PAGE EXTRACT:
** start **

Thoughts, Tuesday 6th June 2000
Finally started Unlimited Freeserve Time today. £10 a month and nothing else. It's the sort of thing an American would not perceive as a luxury or at all unusual, but I do, despite myself. After all, I am British and have been socially conditioned to expect to have to pay absurd amounts for the privilege of using the internet, so I'm still getting used to the fact that I don't.
I'm slightly ashamed of myself for my failure to update this site much (read: at all) recently, save the regular revisions to my Top 10 over on the music page. Other website contributions, mailing lists etc. have taken far too much of my time. All the old "coming soons" are retained, but I suggest that a certain mid-90s advert involving the Union Jack and an electric guitar will be scanned and dissected here sooner.
The mystery deepens!
Oh, and there's going to be a blog soon. Hopefully.
Sunday 11th June 2000
This Radiophonic Workshop CD has been pretty much destroying me this week, though not in a negative sense ... more in terms of admiration for what they achieved, but also a sense of sadness for how such incredible, hidden, under-the-covers innovation could happen in a massive Establishment cultural corporation, without anyone attempting to tap it down or regulate it so as to effectively prevent it, when it so clearly could not happen now.
But there will be more of that in a new piece very, very soon anyway, so I won't go on. And I sometimes feel a bit embarrassed as to why these musings always portray someone at odds with the direction of the modern world, when in fact I enjoy and appreciate so many aspects of this era. But hopefully there'll be a blog for all this stuff soon anyway ...

** end **

[Spatial layout data]

** start **

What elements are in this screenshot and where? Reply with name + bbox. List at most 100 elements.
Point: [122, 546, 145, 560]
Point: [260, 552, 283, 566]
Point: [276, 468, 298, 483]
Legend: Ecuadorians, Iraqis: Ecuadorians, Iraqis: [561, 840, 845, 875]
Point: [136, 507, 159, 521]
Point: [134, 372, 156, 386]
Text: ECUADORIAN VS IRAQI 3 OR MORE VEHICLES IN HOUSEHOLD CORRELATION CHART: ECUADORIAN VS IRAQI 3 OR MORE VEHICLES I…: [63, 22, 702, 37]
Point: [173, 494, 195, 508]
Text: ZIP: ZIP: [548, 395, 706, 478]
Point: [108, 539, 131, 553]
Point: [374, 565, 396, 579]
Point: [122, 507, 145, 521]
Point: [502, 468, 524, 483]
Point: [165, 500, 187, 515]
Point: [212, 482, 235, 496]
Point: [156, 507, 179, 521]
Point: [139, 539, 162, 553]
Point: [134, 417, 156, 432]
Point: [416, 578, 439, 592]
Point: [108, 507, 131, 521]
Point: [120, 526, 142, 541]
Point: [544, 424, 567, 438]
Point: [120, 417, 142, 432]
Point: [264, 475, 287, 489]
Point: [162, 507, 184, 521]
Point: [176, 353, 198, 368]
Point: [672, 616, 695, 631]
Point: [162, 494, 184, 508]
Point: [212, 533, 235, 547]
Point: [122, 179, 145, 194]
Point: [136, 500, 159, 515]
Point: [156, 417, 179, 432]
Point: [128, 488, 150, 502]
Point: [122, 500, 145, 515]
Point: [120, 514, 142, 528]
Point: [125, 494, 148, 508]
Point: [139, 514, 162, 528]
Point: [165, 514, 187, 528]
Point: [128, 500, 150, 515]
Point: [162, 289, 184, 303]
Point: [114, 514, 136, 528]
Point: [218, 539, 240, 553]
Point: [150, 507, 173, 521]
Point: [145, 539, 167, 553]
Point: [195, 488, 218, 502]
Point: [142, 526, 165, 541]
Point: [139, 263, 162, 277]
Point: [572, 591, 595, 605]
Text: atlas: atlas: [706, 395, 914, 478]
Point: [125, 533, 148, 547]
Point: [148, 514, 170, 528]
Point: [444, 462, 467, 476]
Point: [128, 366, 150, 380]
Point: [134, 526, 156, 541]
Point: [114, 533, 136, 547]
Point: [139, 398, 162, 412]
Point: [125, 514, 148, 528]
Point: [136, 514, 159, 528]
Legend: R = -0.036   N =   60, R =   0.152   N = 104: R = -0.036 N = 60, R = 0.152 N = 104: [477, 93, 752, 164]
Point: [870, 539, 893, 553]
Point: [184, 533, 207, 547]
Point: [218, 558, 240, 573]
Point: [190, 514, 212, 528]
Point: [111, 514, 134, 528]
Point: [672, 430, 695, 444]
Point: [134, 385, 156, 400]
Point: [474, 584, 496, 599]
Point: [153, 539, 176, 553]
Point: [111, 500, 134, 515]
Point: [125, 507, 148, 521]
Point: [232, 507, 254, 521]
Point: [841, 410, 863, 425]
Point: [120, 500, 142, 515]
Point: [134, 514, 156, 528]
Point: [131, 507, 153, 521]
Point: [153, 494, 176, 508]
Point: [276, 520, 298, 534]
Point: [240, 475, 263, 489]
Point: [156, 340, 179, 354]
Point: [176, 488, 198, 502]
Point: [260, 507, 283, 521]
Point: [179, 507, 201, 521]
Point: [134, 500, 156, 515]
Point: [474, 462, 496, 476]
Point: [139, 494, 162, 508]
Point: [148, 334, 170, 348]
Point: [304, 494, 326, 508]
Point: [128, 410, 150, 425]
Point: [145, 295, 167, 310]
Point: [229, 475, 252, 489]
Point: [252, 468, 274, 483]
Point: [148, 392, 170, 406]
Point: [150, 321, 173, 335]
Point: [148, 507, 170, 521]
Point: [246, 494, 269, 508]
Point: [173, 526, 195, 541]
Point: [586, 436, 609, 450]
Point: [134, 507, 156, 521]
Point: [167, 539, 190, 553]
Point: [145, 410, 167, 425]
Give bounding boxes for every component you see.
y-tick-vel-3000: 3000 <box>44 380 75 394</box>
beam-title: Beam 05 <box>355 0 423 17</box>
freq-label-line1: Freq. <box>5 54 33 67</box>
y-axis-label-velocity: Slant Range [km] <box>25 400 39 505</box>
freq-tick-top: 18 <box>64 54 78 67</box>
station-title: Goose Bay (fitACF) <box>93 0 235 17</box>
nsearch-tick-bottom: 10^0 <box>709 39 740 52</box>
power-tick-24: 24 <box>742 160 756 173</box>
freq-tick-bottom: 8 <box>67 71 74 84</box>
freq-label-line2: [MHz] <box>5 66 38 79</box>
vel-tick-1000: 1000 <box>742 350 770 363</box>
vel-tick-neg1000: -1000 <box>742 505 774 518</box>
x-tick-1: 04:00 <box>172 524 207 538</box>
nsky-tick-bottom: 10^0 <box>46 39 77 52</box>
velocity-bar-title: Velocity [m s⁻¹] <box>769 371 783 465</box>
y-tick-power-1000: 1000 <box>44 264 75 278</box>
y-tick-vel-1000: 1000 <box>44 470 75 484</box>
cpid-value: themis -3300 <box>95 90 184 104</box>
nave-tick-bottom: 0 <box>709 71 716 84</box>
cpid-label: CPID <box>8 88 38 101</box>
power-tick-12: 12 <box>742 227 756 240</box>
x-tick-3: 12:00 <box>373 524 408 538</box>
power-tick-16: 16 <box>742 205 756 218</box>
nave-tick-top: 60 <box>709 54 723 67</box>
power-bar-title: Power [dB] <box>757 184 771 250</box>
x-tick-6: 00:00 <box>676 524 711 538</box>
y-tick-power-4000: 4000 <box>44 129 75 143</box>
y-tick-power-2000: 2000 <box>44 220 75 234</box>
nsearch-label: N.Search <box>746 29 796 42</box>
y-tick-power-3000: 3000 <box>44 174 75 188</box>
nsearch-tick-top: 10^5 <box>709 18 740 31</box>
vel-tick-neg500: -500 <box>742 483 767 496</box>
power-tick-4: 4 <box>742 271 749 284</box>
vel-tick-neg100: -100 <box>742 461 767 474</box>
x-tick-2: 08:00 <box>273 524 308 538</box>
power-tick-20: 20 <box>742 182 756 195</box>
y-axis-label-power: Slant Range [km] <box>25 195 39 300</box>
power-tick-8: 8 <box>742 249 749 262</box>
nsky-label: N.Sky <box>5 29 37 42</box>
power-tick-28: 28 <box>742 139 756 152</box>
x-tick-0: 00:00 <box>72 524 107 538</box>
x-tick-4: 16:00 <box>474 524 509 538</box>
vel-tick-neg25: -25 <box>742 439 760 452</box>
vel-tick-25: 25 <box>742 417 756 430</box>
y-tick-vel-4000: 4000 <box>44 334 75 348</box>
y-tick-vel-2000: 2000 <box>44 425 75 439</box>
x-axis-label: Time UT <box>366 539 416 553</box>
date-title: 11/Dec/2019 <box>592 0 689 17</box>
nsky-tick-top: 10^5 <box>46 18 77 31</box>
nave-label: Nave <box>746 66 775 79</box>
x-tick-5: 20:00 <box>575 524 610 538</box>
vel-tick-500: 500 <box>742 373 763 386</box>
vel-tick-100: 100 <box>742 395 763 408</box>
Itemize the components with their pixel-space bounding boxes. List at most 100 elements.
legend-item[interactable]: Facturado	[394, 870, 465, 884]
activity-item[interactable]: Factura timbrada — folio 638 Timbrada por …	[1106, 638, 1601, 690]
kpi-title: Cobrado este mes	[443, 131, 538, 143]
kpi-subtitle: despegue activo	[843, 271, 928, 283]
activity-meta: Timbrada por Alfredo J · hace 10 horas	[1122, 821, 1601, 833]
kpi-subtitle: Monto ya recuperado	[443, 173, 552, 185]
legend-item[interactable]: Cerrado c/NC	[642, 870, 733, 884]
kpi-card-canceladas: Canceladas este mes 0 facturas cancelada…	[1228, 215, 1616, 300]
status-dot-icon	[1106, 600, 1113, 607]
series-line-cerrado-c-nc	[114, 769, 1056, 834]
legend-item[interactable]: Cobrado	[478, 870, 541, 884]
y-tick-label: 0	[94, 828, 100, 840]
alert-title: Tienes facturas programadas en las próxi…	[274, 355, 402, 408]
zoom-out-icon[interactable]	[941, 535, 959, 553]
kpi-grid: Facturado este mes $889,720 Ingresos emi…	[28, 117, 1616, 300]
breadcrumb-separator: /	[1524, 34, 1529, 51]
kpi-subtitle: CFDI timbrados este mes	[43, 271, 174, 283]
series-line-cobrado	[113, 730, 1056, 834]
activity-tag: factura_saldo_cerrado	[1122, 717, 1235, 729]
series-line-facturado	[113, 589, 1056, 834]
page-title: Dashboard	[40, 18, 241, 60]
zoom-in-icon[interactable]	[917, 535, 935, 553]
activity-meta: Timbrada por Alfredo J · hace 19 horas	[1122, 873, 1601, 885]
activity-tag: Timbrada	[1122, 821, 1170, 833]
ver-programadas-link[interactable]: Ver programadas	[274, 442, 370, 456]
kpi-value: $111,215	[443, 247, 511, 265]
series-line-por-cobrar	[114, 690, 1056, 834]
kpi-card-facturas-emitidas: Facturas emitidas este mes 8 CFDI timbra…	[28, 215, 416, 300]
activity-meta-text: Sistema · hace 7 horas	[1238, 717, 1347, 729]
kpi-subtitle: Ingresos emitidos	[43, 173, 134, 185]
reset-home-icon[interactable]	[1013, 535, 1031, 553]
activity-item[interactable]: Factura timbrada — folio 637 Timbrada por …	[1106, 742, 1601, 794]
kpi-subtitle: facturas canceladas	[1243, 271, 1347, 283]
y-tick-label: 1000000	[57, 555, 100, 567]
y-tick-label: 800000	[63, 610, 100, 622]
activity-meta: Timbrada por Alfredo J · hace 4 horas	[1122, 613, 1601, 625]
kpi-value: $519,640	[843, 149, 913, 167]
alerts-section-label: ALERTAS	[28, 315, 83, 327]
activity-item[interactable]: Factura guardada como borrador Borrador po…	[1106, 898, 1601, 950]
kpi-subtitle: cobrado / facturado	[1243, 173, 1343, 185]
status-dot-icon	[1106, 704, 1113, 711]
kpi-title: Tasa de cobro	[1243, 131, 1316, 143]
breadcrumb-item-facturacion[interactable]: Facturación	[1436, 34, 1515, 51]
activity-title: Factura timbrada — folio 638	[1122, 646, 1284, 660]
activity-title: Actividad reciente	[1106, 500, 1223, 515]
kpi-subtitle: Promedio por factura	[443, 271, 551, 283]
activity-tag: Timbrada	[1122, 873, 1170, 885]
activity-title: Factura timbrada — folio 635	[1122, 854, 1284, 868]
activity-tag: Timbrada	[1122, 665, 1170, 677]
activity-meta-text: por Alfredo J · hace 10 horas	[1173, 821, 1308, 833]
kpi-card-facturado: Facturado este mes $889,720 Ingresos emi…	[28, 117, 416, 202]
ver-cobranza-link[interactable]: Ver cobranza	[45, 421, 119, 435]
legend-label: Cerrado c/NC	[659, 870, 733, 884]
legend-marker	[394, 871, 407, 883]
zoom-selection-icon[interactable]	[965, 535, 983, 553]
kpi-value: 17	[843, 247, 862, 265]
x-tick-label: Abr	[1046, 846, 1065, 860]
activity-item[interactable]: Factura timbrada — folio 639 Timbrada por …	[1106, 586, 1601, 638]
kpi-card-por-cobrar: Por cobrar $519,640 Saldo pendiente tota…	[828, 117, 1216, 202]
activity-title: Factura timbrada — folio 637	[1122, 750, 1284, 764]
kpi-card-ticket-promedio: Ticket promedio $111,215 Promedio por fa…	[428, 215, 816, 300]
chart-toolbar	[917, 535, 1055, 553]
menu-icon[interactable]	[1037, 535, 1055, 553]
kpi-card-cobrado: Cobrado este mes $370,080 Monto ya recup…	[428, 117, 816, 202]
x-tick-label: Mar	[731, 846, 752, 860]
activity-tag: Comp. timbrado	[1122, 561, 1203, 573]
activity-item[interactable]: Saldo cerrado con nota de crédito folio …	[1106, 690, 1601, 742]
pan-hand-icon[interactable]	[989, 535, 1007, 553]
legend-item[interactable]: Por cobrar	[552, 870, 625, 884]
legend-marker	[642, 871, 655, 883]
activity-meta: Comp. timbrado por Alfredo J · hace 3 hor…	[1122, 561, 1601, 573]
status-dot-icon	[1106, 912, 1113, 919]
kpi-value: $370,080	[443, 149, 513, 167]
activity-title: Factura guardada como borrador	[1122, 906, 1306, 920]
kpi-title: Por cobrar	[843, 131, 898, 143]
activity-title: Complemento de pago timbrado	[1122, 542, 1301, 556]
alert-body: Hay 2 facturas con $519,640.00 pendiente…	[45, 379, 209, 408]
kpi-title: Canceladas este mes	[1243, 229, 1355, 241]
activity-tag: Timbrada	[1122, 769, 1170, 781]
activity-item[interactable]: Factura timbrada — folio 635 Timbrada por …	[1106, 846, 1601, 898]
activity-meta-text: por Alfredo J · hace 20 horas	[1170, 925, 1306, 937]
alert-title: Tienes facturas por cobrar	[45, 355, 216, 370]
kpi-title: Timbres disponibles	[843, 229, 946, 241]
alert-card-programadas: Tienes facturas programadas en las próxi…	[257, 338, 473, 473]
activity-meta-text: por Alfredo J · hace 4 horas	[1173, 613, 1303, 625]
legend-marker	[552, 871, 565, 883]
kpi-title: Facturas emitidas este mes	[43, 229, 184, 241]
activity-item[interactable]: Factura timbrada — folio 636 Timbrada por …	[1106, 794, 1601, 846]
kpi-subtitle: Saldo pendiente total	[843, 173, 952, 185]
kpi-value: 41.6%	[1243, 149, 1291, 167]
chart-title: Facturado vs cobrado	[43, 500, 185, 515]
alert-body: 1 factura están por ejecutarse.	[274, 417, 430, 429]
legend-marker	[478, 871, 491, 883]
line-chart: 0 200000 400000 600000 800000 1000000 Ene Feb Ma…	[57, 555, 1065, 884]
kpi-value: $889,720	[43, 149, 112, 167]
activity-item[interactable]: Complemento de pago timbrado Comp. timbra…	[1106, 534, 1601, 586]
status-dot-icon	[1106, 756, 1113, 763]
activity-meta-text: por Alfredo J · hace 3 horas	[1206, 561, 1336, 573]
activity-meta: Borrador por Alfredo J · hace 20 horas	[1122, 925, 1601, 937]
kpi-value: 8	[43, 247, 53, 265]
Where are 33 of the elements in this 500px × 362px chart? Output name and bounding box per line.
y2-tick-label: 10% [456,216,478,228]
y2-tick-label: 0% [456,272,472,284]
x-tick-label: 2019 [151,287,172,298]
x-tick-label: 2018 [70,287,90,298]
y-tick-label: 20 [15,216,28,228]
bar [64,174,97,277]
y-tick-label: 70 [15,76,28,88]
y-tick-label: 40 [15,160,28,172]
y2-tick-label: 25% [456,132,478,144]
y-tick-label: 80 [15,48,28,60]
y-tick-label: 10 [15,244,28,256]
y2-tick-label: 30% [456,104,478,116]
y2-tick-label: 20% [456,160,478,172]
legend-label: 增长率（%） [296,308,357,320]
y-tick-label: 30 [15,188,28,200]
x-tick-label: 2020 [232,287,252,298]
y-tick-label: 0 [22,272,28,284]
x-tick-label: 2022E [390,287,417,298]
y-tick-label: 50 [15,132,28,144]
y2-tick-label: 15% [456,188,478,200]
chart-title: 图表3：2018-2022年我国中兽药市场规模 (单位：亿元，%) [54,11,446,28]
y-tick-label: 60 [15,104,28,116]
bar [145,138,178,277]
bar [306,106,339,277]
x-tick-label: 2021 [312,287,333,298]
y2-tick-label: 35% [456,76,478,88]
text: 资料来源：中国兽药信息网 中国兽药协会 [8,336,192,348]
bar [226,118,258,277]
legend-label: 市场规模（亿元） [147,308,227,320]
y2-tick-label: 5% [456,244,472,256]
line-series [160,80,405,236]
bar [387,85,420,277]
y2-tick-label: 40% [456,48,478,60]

** end **

TO-DO LIST:
A. In the June 2000 diary page, copy out the part that opens with the words containing "The mystery deepens!" and closes with "not happen now.", substituting "sound studio" for "Radiophonic Workshop".
B. According to the June 2000 diary page, what is the monthly price of Unlimited Freeserve Time?
C. Give a two-sentence summary of the June 2000 diary page.

PER-TASK ANSWERS:
A.
The mystery deepens!
Oh, and there's going to be a blog soon. Hopefully.
Sunday 11th June 2000
This sound studio CD has been pretty much destroying me this week, though not in a negative sense ... more in terms of admiration for what they achieved, but also a sense of sadness for how such incredible, hidden, under-the-covers innovation could happen in a massive Establishment cultural corporation, without anyone attempting to tap it down or regulate it so as to effectively prevent it, when it so clearly could not happen now.

B. £10 a month.

C. The writer has started Unlimited Freeserve Time at £10 a month and admits to barely updating the site apart from the music Top 10, promising a blog soon. A Radiophonic Workshop CD has stirred admiration for its hidden innovation inside a large cultural corporation, along with sadness that such work could not happen now.